Scan the data below. Pull out each line where "members" occurs.

================

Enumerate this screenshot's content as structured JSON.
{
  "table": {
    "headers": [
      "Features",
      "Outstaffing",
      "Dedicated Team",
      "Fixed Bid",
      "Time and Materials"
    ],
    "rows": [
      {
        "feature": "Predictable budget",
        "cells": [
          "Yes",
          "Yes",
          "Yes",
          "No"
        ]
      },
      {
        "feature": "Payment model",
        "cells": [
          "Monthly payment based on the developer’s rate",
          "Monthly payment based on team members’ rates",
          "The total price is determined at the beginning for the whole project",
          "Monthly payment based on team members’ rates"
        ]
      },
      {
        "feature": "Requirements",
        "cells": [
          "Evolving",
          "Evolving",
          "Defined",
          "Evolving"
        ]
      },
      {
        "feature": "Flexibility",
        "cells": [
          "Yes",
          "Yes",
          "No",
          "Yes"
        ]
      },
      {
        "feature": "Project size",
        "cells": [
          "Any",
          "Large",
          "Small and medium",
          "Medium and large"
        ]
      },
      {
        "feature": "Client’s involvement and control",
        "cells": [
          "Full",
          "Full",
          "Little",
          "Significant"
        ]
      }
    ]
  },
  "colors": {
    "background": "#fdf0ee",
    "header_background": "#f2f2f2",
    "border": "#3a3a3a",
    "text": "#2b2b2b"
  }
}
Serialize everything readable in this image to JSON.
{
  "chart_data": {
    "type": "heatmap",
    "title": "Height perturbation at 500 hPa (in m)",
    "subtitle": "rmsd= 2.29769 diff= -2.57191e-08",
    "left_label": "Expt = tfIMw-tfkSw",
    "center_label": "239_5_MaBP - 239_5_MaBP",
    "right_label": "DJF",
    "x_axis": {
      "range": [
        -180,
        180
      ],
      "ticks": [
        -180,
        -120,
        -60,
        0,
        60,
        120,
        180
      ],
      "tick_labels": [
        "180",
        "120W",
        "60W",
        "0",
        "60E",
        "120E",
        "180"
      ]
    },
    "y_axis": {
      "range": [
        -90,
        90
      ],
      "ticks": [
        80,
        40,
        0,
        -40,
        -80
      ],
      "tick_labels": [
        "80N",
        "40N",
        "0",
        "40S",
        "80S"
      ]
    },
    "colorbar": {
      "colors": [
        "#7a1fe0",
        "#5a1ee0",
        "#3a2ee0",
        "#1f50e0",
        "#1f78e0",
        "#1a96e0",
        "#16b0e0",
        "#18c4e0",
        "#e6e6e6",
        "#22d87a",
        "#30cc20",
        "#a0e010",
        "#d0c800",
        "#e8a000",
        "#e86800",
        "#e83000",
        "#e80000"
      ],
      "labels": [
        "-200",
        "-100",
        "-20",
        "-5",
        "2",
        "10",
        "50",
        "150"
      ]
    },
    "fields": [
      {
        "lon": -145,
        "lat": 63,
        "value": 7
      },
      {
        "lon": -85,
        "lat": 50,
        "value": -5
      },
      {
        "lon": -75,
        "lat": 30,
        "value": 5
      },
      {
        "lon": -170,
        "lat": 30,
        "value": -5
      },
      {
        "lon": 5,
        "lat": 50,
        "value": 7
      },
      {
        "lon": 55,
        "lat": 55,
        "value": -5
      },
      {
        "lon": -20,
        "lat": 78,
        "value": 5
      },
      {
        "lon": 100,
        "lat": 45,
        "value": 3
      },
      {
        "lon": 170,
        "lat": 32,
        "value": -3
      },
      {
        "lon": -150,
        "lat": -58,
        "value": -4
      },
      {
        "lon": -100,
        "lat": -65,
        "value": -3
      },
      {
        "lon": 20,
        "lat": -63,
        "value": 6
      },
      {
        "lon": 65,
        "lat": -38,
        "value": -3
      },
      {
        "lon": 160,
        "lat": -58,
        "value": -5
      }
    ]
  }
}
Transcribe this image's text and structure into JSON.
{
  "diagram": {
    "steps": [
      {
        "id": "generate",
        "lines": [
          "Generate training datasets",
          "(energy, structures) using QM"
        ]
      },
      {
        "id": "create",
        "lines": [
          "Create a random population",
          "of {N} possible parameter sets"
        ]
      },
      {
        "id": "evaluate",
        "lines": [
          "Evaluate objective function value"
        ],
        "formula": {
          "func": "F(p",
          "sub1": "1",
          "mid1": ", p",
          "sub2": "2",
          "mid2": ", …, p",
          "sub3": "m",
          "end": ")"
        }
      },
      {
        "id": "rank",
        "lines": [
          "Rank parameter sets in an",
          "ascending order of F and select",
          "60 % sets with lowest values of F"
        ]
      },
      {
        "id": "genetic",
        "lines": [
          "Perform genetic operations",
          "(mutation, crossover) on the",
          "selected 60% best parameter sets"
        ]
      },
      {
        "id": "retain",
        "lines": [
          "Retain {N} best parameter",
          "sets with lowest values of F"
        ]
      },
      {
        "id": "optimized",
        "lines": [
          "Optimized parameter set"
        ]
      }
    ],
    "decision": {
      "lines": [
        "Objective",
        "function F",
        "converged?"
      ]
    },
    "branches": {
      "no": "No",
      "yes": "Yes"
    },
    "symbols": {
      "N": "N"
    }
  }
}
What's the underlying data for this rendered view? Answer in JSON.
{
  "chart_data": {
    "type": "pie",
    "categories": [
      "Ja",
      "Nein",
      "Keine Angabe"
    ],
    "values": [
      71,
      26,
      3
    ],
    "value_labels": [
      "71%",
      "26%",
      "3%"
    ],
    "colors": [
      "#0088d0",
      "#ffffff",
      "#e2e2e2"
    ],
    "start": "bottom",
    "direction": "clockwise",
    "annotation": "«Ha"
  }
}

================

[Result below]
          "Monthly payment based on team members’ rates",
          "Monthly payment based on team members’ rates"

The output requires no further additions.